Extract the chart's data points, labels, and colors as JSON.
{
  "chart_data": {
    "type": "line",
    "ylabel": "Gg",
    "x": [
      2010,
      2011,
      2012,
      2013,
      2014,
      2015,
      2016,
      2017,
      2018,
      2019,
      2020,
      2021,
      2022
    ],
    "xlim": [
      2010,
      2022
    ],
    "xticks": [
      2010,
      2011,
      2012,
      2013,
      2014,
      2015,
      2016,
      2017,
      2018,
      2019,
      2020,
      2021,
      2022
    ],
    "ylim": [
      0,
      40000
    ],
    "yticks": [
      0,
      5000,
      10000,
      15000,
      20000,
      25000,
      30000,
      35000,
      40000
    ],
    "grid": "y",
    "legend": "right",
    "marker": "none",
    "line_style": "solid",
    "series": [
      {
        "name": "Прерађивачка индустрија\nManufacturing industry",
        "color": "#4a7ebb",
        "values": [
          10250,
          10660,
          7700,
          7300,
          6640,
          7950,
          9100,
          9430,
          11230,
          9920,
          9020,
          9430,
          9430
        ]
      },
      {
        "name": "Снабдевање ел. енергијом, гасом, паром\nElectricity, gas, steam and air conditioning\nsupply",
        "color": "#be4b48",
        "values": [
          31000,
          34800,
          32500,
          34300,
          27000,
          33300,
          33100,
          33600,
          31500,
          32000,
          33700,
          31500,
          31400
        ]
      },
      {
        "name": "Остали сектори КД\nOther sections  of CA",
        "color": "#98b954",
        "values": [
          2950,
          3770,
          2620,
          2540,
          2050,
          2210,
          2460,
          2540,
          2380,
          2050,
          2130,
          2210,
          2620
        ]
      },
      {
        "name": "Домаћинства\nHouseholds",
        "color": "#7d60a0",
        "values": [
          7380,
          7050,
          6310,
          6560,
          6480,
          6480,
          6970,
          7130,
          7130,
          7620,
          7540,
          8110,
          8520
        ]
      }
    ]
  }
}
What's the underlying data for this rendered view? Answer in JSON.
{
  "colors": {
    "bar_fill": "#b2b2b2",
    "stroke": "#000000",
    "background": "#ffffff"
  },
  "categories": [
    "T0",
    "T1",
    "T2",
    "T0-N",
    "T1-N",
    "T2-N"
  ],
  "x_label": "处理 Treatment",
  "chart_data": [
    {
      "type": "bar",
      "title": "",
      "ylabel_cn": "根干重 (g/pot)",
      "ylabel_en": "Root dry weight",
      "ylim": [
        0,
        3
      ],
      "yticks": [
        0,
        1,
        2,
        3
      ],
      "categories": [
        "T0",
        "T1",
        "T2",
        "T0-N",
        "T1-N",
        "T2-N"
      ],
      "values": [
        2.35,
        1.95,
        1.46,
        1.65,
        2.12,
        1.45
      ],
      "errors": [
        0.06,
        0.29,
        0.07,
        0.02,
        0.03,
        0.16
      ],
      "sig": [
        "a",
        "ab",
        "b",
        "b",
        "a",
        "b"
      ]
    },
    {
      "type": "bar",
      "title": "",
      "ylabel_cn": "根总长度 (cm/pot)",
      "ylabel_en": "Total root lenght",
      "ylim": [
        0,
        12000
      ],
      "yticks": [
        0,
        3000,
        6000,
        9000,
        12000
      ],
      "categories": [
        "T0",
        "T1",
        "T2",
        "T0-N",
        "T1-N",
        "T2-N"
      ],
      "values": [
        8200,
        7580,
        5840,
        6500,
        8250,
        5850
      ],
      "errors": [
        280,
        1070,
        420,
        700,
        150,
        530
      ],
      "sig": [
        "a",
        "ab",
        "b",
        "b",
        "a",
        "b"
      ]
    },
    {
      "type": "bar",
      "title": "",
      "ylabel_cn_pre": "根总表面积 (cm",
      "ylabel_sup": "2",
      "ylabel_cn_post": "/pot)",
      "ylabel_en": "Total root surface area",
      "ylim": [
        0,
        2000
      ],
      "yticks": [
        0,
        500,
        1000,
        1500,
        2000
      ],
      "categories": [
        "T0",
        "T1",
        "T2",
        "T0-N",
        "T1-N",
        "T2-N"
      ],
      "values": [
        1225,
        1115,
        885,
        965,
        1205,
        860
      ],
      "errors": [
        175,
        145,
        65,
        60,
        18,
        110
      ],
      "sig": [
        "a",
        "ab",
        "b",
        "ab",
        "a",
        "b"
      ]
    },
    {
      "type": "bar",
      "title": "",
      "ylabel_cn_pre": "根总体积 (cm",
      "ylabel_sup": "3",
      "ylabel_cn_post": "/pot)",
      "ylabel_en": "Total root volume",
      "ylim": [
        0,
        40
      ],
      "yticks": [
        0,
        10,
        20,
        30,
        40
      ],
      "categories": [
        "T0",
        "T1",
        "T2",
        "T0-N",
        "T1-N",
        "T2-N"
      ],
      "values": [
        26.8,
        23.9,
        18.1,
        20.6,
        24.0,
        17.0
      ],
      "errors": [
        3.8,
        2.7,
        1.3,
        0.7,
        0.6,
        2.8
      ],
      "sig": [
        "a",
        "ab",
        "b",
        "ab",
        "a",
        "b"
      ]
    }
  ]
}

--*--

### REQUIRED WORK:
Your task is to reproduce the whole listing exactly.

### EXPECTED OUTPUT:
Extract the chart's data points, labels, and colors as JSON.
{
  "chart_data": {
    "type": "line",
    "ylabel": "Gg",
    "x": [
      2010,
      2011,
      2012,
      2013,
      2014,
      2015,
      2016,
      2017,
      2018,
      2019,
      2020,
      2021,
      2022
    ],
    "xlim": [
      2010,
      2022
    ],
    "xticks": [
      2010,
      2011,
      2012,
      2013,
      2014,
      2015,
      2016,
      2017,
      2018,
      2019,
      2020,
      2021,
      2022
    ],
    "ylim": [
      0,
      40000
    ],
    "yticks": [
      0,
      5000,
      10000,
      15000,
      20000,
      25000,
      30000,
      35000,
      40000
    ],
    "grid": "y",
    "legend": "right",
    "marker": "none",
    "line_style": "solid",
    "series": [
      {
        "name": "Прерађивачка индустрија\nManufacturing industry",
        "color": "#4a7ebb",
        "values": [
          10250,
          10660,
          7700,
          7300,
          6640,
          7950,
          9100,
          9430,
          11230,
          9920,
          9020,
          9430,
          9430
        ]
      },
      {
        "name": "Снабдевање ел. енергијом, гасом, паром\nElectricity, gas, steam and air conditioning\nsupply",
        "color": "#be4b48",
        "values": [
          31000,
          34800,
          32500,
          34300,
          27000,
          33300,
          33100,
          33600,
          31500,
          32000,
          33700,
          31500,
          31400
        ]
      },
      {
        "name": "Остали сектори КД\nOther sections  of CA",
        "color": "#98b954",
        "values": [
          2950,
          3770,
          2620,
          2540,
          2050,
          2210,
          2460,
          2540,
          2380,
          2050,
          2130,
          2210,
          2620
        ]
      },
      {
        "name": "Домаћинства\nHouseholds",
        "color": "#7d60a0",
        "values": [
          7380,
          7050,
          6310,
          6560,
          6480,
          6480,
          6970,
          7130,
          7130,
          7620,
          7540,
          8110,
          8520
        ]
      }
    ]
  }
}
What's the underlying data for this rendered view? Answer in JSON.
{
  "colors": {
    "bar_fill": "#b2b2b2",
    "stroke": "#000000",
    "background": "#ffffff"
  },
  "categories": [
    "T0",
    "T1",
    "T2",
    "T0-N",
    "T1-N",
    "T2-N"
  ],
  "x_label": "处理 Treatment",
  "chart_data": [
    {
      "type": "bar",
      "title": "",
      "ylabel_cn": "根干重 (g/pot)",
      "ylabel_en": "Root dry weight",
      "ylim": [
        0,
        3
      ],
      "yticks": [
        0,
        1,
        2,
        3
      ],
      "categories": [
        "T0",
        "T1",
        "T2",
        "T0-N",
        "T1-N",
        "T2-N"
      ],
      "values": [
        2.35,
        1.95,
        1.46,
        1.65,
        2.12,
        1.45
      ],
      "errors": [
        0.06,
        0.29,
        0.07,
        0.02,
        0.03,
        0.16
      ],
      "sig": [
        "a",
        "ab",
        "b",
        "b",
        "a",
        "b"
      ]
    },
    {
      "type": "bar",
      "title": "",
      "ylabel_cn": "根总长度 (cm/pot)",
      "ylabel_en": "Total root lenght",
      "ylim": [
        0,
        12000
      ],
      "yticks": [
        0,
        3000,
        6000,
        9000,
        12000
      ],
      "categories": [
        "T0",
        "T1",
        "T2",
        "T0-N",
        "T1-N",
        "T2-N"
      ],
      "values": [
        8200,
        7580,
        5840,
        6500,
        8250,
        5850
      ],
      "errors": [
        280,
        1070,
        420,
        700,
        150,
        530
      ],
      "sig": [
        "a",
        "ab",
        "b",
        "b",
        "a",
        "b"
      ]
    },
    {
      "type": "bar",
      "title": "",
      "ylabel_cn_pre": "根总表面积 (cm",
      "ylabel_sup": "2",
      "ylabel_cn_post": "/pot)",
      "ylabel_en": "Total root surface area",
      "ylim": [
        0,
        2000
      ],
      "yticks": [
        0,
        500,
        1000,
        1500,
        2000
      ],
      "categories": [
        "T0",
        "T1",
        "T2",
        "T0-N",
        "T1-N",
        "T2-N"
      ],
      "values": [
        1225,
        1115,
        885,
        965,
        1205,
        860
      ],
      "errors": [
        175,
        145,
        65,
        60,
        18,
        110
      ],
      "sig": [
        "a",
        "ab",
        "b",
        "ab",
        "a",
        "b"
      ]
    },
    {
      "type": "bar",
      "title": "",
      "ylabel_cn_pre": "根总体积 (cm",
      "ylabel_sup": "3",
      "ylabel_cn_post": "/pot)",
      "ylabel_en": "Total root volume",
      "ylim": [
        0,
        40
      ],
      "yticks": [
        0,
        10,
        20,
        30,
        40
      ],
      "categories": [
        "T0",
        "T1",
        "T2",
        "T0-N",
        "T1-N",
        "T2-N"
      ],
      "values": [
        26.8,
        23.9,
        18.1,
        20.6,
        24.0,
        17.0
      ],
      "errors": [
        3.8,
        2.7,
        1.3,
        0.7,
        0.6,
        2.8
      ],
      "sig": [
        "a",
        "ab",
        "b",
        "ab",
        "a",
        "b"
      ]
    }
  ]
}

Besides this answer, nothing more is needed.